== TASK DIRECTIONS ==
Check every line below for the word "Amount" and show those that hold it.

== RECORDS PROVIDED ==
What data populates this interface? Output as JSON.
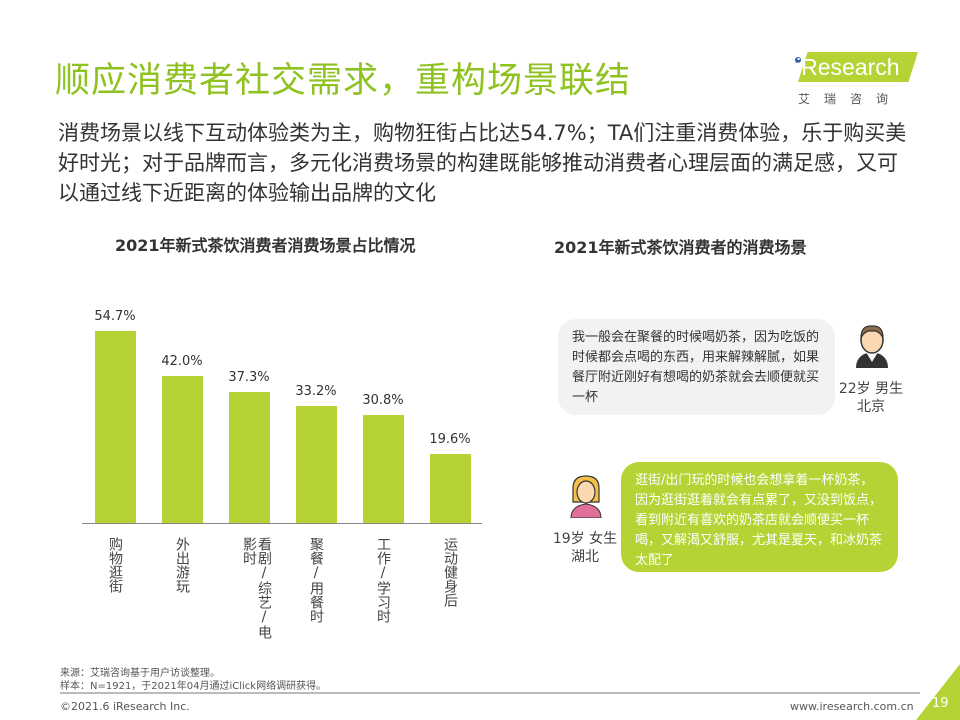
{
  "header": {
    "title": "顺应消费者社交需求，重构场景联结",
    "subtitle": "消费场景以线下互动体验类为主，购物狂街占比达54.7%；TA们注重消费体验，乐于购买美好时光；对于品牌而言，多元化消费场景的构建既能够推动消费者心理层面的满足感，又可以通过线下近距离的体验输出品牌的文化"
  },
  "logo": {
    "word": "iResearch",
    "cn": "艾瑞咨询"
  },
  "chart_data": {
    "type": "bar",
    "title": "2021年新式茶饮消费者消费场景占比情况",
    "categories": [
      "购物逛街",
      "外出游玩",
      "看剧/综艺/电影时",
      "聚餐/用餐时",
      "工作/学习时",
      "运动健身后"
    ],
    "values": [
      54.7,
      42.0,
      37.3,
      33.2,
      30.8,
      19.6
    ],
    "labels": [
      "54.7%",
      "42.0%",
      "37.3%",
      "33.2%",
      "30.8%",
      "19.6%"
    ],
    "unit": "%",
    "ylim": [
      0,
      60
    ],
    "grid": false,
    "color": "#b5d334"
  },
  "quotes": {
    "title": "2021年新式茶饮消费者的消费场景",
    "items": [
      {
        "text": "我一般会在聚餐的时候喝奶茶，因为吃饭的时候都会点喝的东西，用来解辣解腻，如果餐厅附近刚好有想喝的奶茶就会去顺便就买一杯",
        "persona_line1": "22岁 男生",
        "persona_line2": "北京",
        "icon": "male-avatar-icon"
      },
      {
        "text": "逛街/出门玩的时候也会想拿着一杯奶茶，因为逛街逛着就会有点累了，又没到饭点，看到附近有喜欢的奶茶店就会顺便买一杯喝，又解渴又舒服，尤其是夏天，和冰奶茶太配了",
        "persona_line1": "19岁 女生",
        "persona_line2": "湖北",
        "icon": "female-avatar-icon"
      }
    ]
  },
  "footer": {
    "source": "来源：艾瑞咨询基于用户访谈整理。",
    "sample": "样本：N=1921，于2021年04月通过iClick网络调研获得。",
    "copyright": "©2021.6 iResearch Inc.",
    "url": "www.iresearch.com.cn",
    "page": "19"
  }
}
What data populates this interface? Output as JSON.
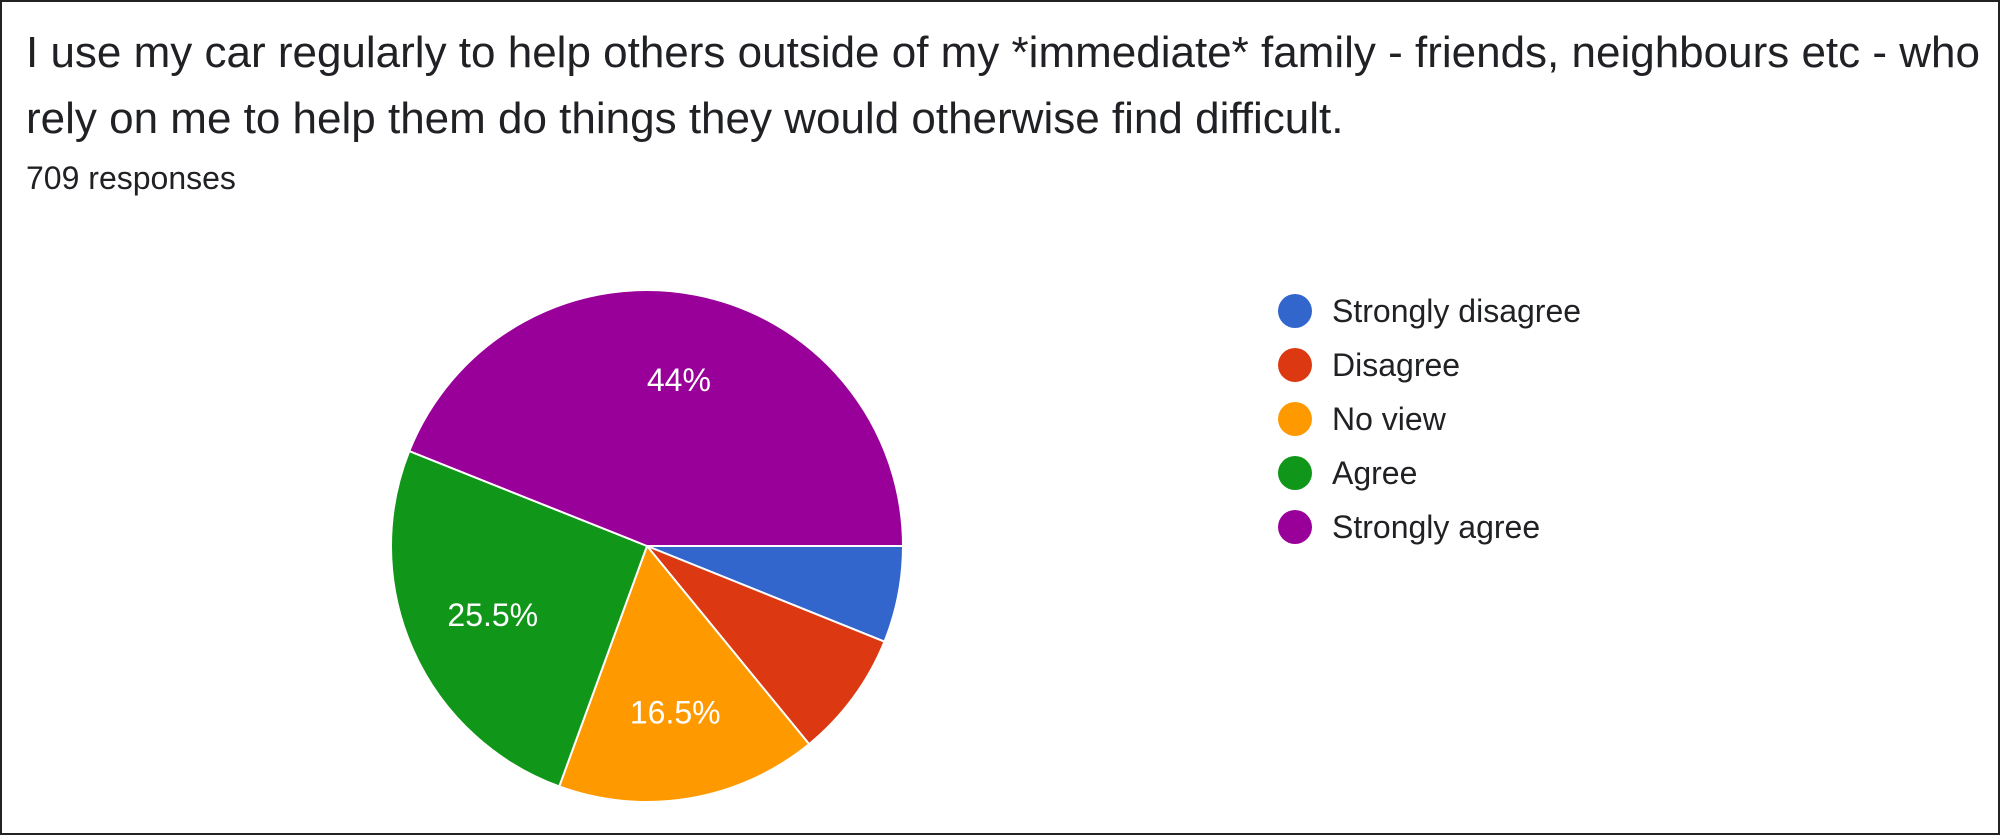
{
  "question": {
    "title": "I use my car regularly to help others outside of my *immediate* family - friends, neighbours etc - who rely on me to help them do things they would otherwise find difficult.",
    "response_count": "709 responses"
  },
  "chart_data": {
    "type": "pie",
    "title": "I use my car regularly to help others outside of my *immediate* family - friends, neighbours etc - who rely on me to help them do things they would otherwise find difficult.",
    "total_responses": 709,
    "legend_position": "right",
    "start": "3 o'clock, clockwise",
    "slices": [
      {
        "label": "Strongly disagree",
        "value": 6.1,
        "color": "#3366cc",
        "data_label": ""
      },
      {
        "label": "Disagree",
        "value": 8.0,
        "color": "#dc3912",
        "data_label": ""
      },
      {
        "label": "No view",
        "value": 16.5,
        "color": "#ff9900",
        "data_label": "16.5%"
      },
      {
        "label": "Agree",
        "value": 25.5,
        "color": "#109618",
        "data_label": "25.5%"
      },
      {
        "label": "Strongly agree",
        "value": 44.0,
        "color": "#990099",
        "data_label": "44%"
      }
    ]
  }
}
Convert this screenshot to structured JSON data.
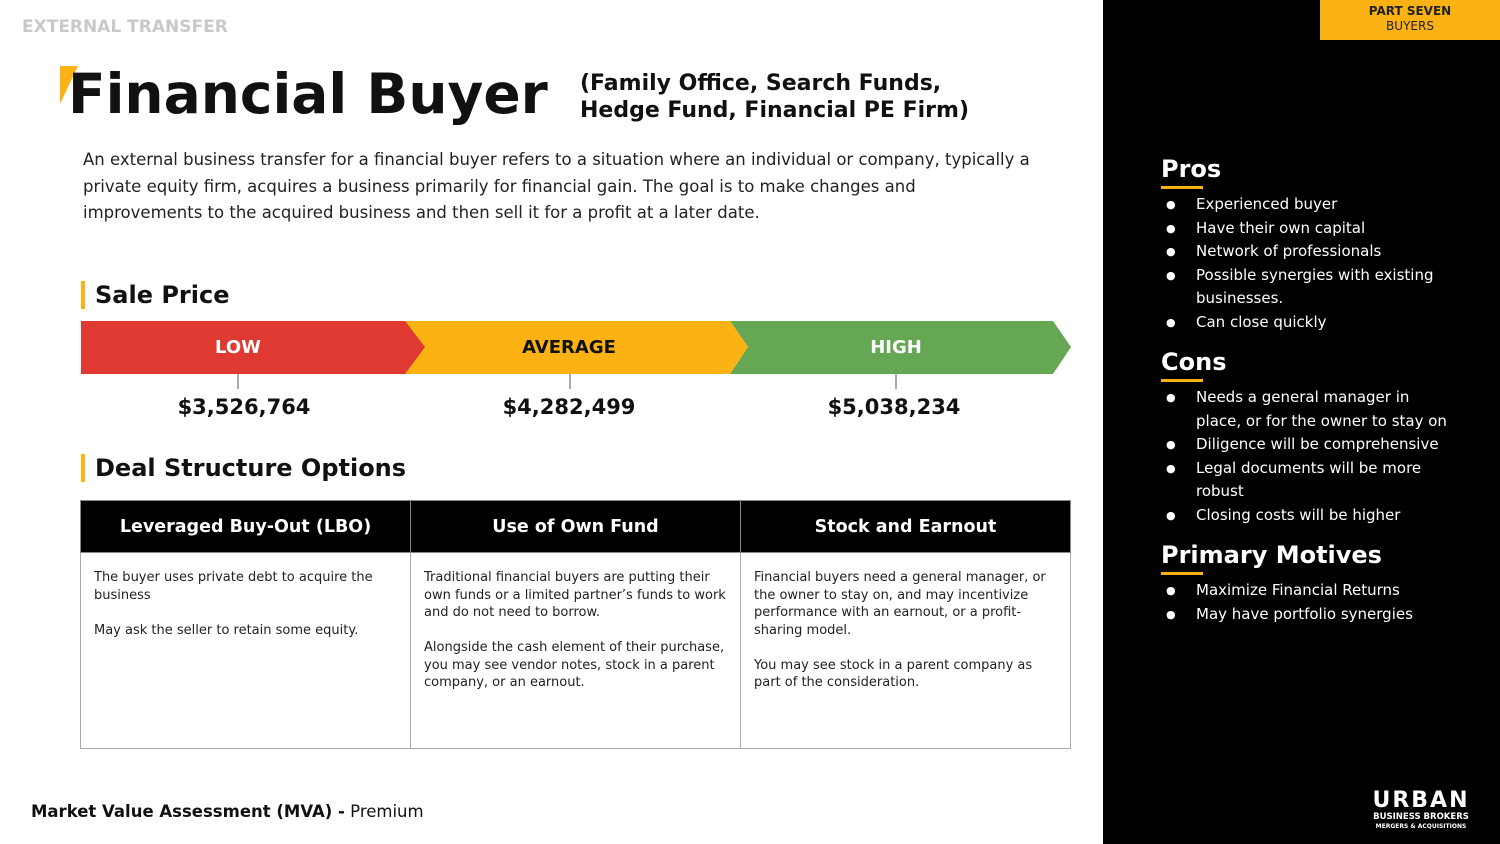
{
  "header": {
    "section": "EXTERNAL TRANSFER",
    "part": "PART SEVEN",
    "part_sub": "BUYERS",
    "title": "Financial Buyer",
    "subtitle": [
      "(Family Office, Search Funds,",
      "Hedge Fund, Financial PE Firm)"
    ]
  },
  "intro": "An external business transfer for a financial buyer refers to a situation where an individual or company, typically a private equity firm, acquires a business primarily for financial gain. The goal is to make changes and improvements to the acquired business and then sell it for a profit at a later date.",
  "sale_price": {
    "heading": "Sale Price",
    "tiers": [
      {
        "label": "LOW",
        "price": "$3,526,764"
      },
      {
        "label": "AVERAGE",
        "price": "$4,282,499"
      },
      {
        "label": "HIGH",
        "price": "$5,038,234"
      }
    ]
  },
  "deal_structure": {
    "heading": "Deal Structure Options",
    "columns": [
      {
        "title": "Leveraged Buy-Out (LBO)",
        "paragraphs": [
          "The buyer uses private debt to acquire the business",
          "May ask the seller to retain some equity."
        ]
      },
      {
        "title": "Use of Own Fund",
        "paragraphs": [
          "Traditional financial buyers are putting their own funds or a limited partner’s funds to work and do not need to borrow.",
          "Alongside the cash element of their purchase, you may see vendor notes, stock in a parent company, or an earnout."
        ]
      },
      {
        "title": "Stock and Earnout",
        "paragraphs": [
          "Financial buyers need a general manager, or the owner to stay on, and may incentivize performance with an earnout, or a profit-sharing model.",
          "You may see stock in a parent company as part of the consideration."
        ]
      }
    ]
  },
  "sidebar": [
    {
      "heading": "Pros",
      "items": [
        "Experienced buyer",
        "Have their own capital",
        "Network of professionals",
        "Possible synergies with existing businesses.",
        "Can close quickly"
      ]
    },
    {
      "heading": "Cons",
      "items": [
        "Needs a general manager in place, or for the owner to stay on",
        "Diligence will be comprehensive",
        "Legal documents will be more robust",
        "Closing costs will be higher"
      ]
    },
    {
      "heading": "Primary Motives",
      "items": [
        "Maximize Financial Returns",
        "May have portfolio synergies"
      ]
    }
  ],
  "footer": {
    "label": "Market Value Assessment (MVA) -",
    "value": "Premium"
  },
  "logo": {
    "name": "URBAN",
    "line1": "BUSINESS BROKERS",
    "line2": "MERGERS & ACQUISITIONS"
  }
}
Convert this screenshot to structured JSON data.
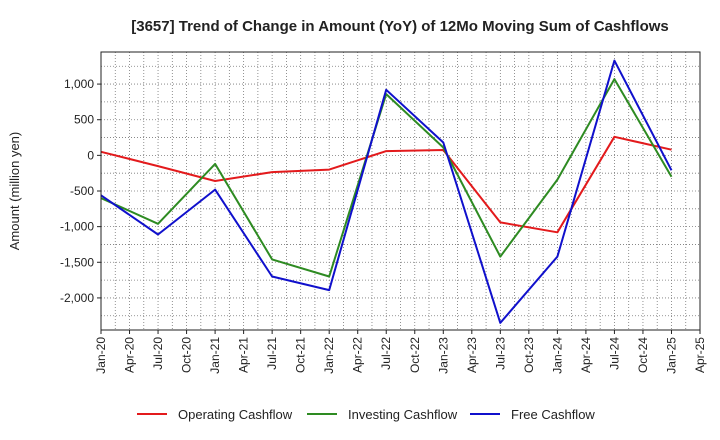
{
  "chart_data": {
    "type": "line",
    "title": "[3657]  Trend of Change in Amount (YoY) of 12Mo Moving Sum of Cashflows",
    "ylabel": "Amount (million yen)",
    "xlabel": "",
    "ylim": [
      -2450,
      1450
    ],
    "yticks": [
      1000,
      500,
      0,
      -500,
      -1000,
      -1500,
      -2000
    ],
    "ytick_labels": [
      "1,000",
      "500",
      "0",
      "-500",
      "-1,000",
      "-1,500",
      "-2,000"
    ],
    "x_tick_labels": [
      "Jan-20",
      "Apr-20",
      "Jul-20",
      "Oct-20",
      "Jan-21",
      "Apr-21",
      "Jul-21",
      "Oct-21",
      "Jan-22",
      "Apr-22",
      "Jul-22",
      "Oct-22",
      "Jan-23",
      "Apr-23",
      "Jul-23",
      "Oct-23",
      "Jan-24",
      "Apr-24",
      "Jul-24",
      "Oct-24",
      "Jan-25",
      "Apr-25"
    ],
    "x_points": [
      "Jan-20",
      "Jul-20",
      "Jan-21",
      "Jul-21",
      "Jan-22",
      "Jul-22",
      "Jan-23",
      "Jul-23",
      "Jan-24",
      "Jul-24",
      "Jan-25"
    ],
    "grid": true,
    "legend_position": "bottom",
    "series": [
      {
        "name": "Operating Cashflow",
        "color": "#e31a1c",
        "values": [
          50,
          -150,
          -360,
          -235,
          -200,
          60,
          75,
          -940,
          -1080,
          260,
          80
        ]
      },
      {
        "name": "Investing Cashflow",
        "color": "#2e8b22",
        "values": [
          -600,
          -960,
          -120,
          -1460,
          -1700,
          860,
          110,
          -1420,
          -340,
          1070,
          -300
        ]
      },
      {
        "name": "Free Cashflow",
        "color": "#1010cc",
        "values": [
          -560,
          -1110,
          -480,
          -1700,
          -1890,
          920,
          180,
          -2350,
          -1420,
          1330,
          -210
        ]
      }
    ]
  }
}
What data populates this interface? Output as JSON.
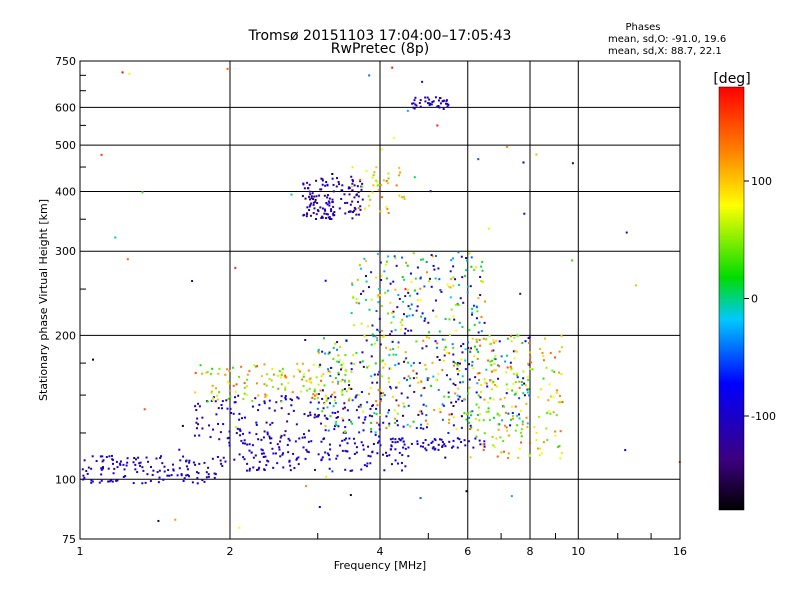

== ANSWER FOR THIS EXERCISE ==
    "title": "[3657]  Trend of Change in Amount (YoY) of 12Mo Moving Sum of Cashflows",
    "ylabel": "Amount (million yen)",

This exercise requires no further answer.